→ PROBLEM TO SOLVE:
Give every entry again, word for word and in full.
___
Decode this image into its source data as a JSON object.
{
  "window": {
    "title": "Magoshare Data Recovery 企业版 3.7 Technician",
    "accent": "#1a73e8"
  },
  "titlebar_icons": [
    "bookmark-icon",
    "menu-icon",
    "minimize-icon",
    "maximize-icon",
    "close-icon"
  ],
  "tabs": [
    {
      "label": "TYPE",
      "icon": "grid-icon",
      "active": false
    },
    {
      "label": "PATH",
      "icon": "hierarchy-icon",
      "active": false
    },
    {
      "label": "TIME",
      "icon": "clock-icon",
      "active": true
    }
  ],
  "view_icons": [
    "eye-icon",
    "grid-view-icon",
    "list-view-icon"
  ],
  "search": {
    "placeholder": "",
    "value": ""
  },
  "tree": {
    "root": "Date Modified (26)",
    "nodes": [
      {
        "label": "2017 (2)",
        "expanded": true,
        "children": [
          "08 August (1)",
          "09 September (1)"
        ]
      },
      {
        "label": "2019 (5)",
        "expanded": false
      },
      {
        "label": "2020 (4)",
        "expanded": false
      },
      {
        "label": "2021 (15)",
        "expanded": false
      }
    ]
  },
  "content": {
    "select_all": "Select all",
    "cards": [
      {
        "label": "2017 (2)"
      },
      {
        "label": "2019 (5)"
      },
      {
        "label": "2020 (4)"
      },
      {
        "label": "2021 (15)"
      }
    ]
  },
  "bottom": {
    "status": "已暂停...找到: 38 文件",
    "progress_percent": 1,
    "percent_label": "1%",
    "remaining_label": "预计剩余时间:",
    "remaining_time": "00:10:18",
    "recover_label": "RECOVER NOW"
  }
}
___
→ ANSWER BELOW:
Decode this image into its source data as a JSON object.
{
  "window": {
    "title": "Magoshare Data Recovery 企业版 3.7 Technician",
    "accent": "#1a73e8"
  },
  "titlebar_icons": [
    "bookmark-icon",
    "menu-icon",
    "minimize-icon",
    "maximize-icon",
    "close-icon"
  ],
  "tabs": [
    {
      "label": "TYPE",
      "icon": "grid-icon",
      "active": false
    },
    {
      "label": "PATH",
      "icon": "hierarchy-icon",
      "active": false
    },
    {
      "label": "TIME",
      "icon": "clock-icon",
      "active": true
    }
  ],
  "view_icons": [
    "eye-icon",
    "grid-view-icon",
    "list-view-icon"
  ],
  "search": {
    "placeholder": "",
    "value": ""
  },
  "tree": {
    "root": "Date Modified (26)",
    "nodes": [
      {
        "label": "2017 (2)",
        "expanded": true,
        "children": [
          "08 August (1)",
          "09 September (1)"
        ]
      },
      {
        "label": "2019 (5)",
        "expanded": false
      },
      {
        "label": "2020 (4)",
        "expanded": false
      },
      {
        "label": "2021 (15)",
        "expanded": false
      }
    ]
  },
  "content": {
    "select_all": "Select all",
    "cards": [
      {
        "label": "2017 (2)"
      },
      {
        "label": "2019 (5)"
      },
      {
        "label": "2020 (4)"
      },
      {
        "label": "2021 (15)"
      }
    ]
  },
  "bottom": {
    "status": "已暂停...找到: 38 文件",
    "progress_percent": 1,
    "percent_label": "1%",
    "remaining_label": "预计剩余时间:",
    "remaining_time": "00:10:18",
    "recover_label": "RECOVER NOW"
  }
}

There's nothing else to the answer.